_Directive:_ Here are some entries; quote each one exactly.
:: Material supplied ::
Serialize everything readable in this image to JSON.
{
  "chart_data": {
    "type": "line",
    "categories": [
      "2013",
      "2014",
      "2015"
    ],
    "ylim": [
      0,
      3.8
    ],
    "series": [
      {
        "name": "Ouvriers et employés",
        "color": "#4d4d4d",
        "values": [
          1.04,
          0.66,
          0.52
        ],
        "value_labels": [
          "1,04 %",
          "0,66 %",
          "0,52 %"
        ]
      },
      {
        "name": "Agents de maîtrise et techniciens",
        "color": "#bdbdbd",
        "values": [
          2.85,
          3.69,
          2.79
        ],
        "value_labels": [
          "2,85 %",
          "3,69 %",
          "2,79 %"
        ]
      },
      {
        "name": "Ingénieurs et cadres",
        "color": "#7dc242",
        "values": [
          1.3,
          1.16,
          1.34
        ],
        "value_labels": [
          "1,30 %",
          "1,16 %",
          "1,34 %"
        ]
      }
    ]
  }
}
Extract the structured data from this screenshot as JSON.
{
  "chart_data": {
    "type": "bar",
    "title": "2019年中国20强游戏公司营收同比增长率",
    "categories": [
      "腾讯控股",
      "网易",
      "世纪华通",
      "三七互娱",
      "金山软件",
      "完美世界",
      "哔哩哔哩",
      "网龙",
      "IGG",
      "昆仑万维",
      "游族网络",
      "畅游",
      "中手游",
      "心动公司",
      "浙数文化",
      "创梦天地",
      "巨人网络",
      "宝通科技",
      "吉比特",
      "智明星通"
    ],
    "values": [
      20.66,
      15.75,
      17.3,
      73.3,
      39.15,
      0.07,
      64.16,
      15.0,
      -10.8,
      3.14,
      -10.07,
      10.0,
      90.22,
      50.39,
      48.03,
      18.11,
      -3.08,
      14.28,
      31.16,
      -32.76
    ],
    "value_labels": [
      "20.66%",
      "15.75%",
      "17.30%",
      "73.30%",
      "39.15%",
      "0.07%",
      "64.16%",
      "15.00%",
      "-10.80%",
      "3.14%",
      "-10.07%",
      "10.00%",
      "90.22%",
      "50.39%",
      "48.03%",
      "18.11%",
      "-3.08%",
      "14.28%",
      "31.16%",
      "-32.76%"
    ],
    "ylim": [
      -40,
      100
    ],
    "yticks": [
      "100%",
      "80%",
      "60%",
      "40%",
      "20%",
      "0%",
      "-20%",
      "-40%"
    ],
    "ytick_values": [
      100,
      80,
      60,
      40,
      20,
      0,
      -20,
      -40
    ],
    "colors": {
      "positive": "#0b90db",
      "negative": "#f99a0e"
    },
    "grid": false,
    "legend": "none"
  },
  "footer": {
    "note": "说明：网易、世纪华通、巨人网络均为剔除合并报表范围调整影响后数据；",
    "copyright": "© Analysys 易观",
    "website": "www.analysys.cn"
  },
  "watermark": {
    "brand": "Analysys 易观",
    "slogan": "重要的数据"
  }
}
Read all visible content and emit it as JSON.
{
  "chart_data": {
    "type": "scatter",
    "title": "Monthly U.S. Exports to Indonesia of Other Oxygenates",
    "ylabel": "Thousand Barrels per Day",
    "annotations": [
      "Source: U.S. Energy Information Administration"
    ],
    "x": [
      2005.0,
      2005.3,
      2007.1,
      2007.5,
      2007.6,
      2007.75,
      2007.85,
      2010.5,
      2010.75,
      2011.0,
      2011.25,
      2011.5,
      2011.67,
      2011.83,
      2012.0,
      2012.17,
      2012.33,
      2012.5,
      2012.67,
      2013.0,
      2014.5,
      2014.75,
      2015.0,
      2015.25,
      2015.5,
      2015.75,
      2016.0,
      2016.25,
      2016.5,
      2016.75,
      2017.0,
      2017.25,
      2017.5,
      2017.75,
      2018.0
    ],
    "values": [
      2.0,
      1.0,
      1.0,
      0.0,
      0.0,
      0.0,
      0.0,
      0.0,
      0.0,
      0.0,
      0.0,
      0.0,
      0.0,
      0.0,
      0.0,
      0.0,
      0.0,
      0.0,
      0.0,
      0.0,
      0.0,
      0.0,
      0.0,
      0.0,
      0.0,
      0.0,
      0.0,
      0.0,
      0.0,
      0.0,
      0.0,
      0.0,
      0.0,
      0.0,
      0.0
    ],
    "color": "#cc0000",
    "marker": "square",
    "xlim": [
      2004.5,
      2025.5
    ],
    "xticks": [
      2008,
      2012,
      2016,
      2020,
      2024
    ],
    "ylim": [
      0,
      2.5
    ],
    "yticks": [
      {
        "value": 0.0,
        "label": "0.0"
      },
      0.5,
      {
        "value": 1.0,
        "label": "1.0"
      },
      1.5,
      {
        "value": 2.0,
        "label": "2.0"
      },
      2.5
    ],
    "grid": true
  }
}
:::
_Result for this exercise:_
Serialize everything readable in this image to JSON.
{
  "chart_data": {
    "type": "line",
    "categories": [
      "2013",
      "2014",
      "2015"
    ],
    "ylim": [
      0,
      3.8
    ],
    "series": [
      {
        "name": "Ouvriers et employés",
        "color": "#4d4d4d",
        "values": [
          1.04,
          0.66,
          0.52
        ],
        "value_labels": [
          "1,04 %",
          "0,66 %",
          "0,52 %"
        ]
      },
      {
        "name": "Agents de maîtrise et techniciens",
        "color": "#bdbdbd",
        "values": [
          2.85,
          3.69,
          2.79
        ],
        "value_labels": [
          "2,85 %",
          "3,69 %",
          "2,79 %"
        ]
      },
      {
        "name": "Ingénieurs et cadres",
        "color": "#7dc242",
        "values": [
          1.3,
          1.16,
          1.34
        ],
        "value_labels": [
          "1,30 %",
          "1,16 %",
          "1,34 %"
        ]
      }
    ]
  }
}
Extract the structured data from this screenshot as JSON.
{
  "chart_data": {
    "type": "bar",
    "title": "2019年中国20强游戏公司营收同比增长率",
    "categories": [
      "腾讯控股",
      "网易",
      "世纪华通",
      "三七互娱",
      "金山软件",
      "完美世界",
      "哔哩哔哩",
      "网龙",
      "IGG",
      "昆仑万维",
      "游族网络",
      "畅游",
      "中手游",
      "心动公司",
      "浙数文化",
      "创梦天地",
      "巨人网络",
      "宝通科技",
      "吉比特",
      "智明星通"
    ],
    "values": [
      20.66,
      15.75,
      17.3,
      73.3,
      39.15,
      0.07,
      64.16,
      15.0,
      -10.8,
      3.14,
      -10.07,
      10.0,
      90.22,
      50.39,
      48.03,
      18.11,
      -3.08,
      14.28,
      31.16,
      -32.76
    ],
    "value_labels": [
      "20.66%",
      "15.75%",
      "17.30%",
      "73.30%",
      "39.15%",
      "0.07%",
      "64.16%",
      "15.00%",
      "-10.80%",
      "3.14%",
      "-10.07%",
      "10.00%",
      "90.22%",
      "50.39%",
      "48.03%",
      "18.11%",
      "-3.08%",
      "14.28%",
      "31.16%",
      "-32.76%"
    ],
    "ylim": [
      -40,
      100
    ],
    "yticks": [
      "100%",
      "80%",
      "60%",
      "40%",
      "20%",
      "0%",
      "-20%",
      "-40%"
    ],
    "ytick_values": [
      100,
      80,
      60,
      40,
      20,
      0,
      -20,
      -40
    ],
    "colors": {
      "positive": "#0b90db",
      "negative": "#f99a0e"
    },
    "grid": false,
    "legend": "none"
  },
  "footer": {
    "note": "说明：网易、世纪华通、巨人网络均为剔除合并报表范围调整影响后数据；",
    "copyright": "© Analysys 易观",
    "website": "www.analysys.cn"
  },
  "watermark": {
    "brand": "Analysys 易观",
    "slogan": "重要的数据"
  }
}
Read all visible content and emit it as JSON.
{
  "chart_data": {
    "type": "scatter",
    "title": "Monthly U.S. Exports to Indonesia of Other Oxygenates",
    "ylabel": "Thousand Barrels per Day",
    "annotations": [
      "Source: U.S. Energy Information Administration"
    ],
    "x": [
      2005.0,
      2005.3,
      2007.1,
      2007.5,
      2007.6,
      2007.75,
      2007.85,
      2010.5,
      2010.75,
      2011.0,
      2011.25,
      2011.5,
      2011.67,
      2011.83,
      2012.0,
      2012.17,
      2012.33,
      2012.5,
      2012.67,
      2013.0,
      2014.5,
      2014.75,
      2015.0,
      2015.25,
      2015.5,
      2015.75,
      2016.0,
      2016.25,
      2016.5,
      2016.75,
      2017.0,
      2017.25,
      2017.5,
      2017.75,
      2018.0
    ],
    "values": [
      2.0,
      1.0,
      1.0,
      0.0,
      0.0,
      0.0,
      0.0,
      0.0,
      0.0,
      0.0,
      0.0,
      0.0,
      0.0,
      0.0,
      0.0,
      0.0,
      0.0,
      0.0,
      0.0,
      0.0,
      0.0,
      0.0,
      0.0,
      0.0,
      0.0,
      0.0,
      0.0,
      0.0,
      0.0,
      0.0,
      0.0,
      0.0,
      0.0,
      0.0,
      0.0
    ],
    "color": "#cc0000",
    "marker": "square",
    "xlim": [
      2004.5,
      2025.5
    ],
    "xticks": [
      2008,
      2012,
      2016,
      2020,
      2024
    ],
    "ylim": [
      0,
      2.5
    ],
    "yticks": [
      {
        "value": 0.0,
        "label": "0.0"
      },
      0.5,
      {
        "value": 1.0,
        "label": "1.0"
      },
      1.5,
      {
        "value": 2.0,
        "label": "2.0"
      },
      2.5
    ],
    "grid": true
  }
}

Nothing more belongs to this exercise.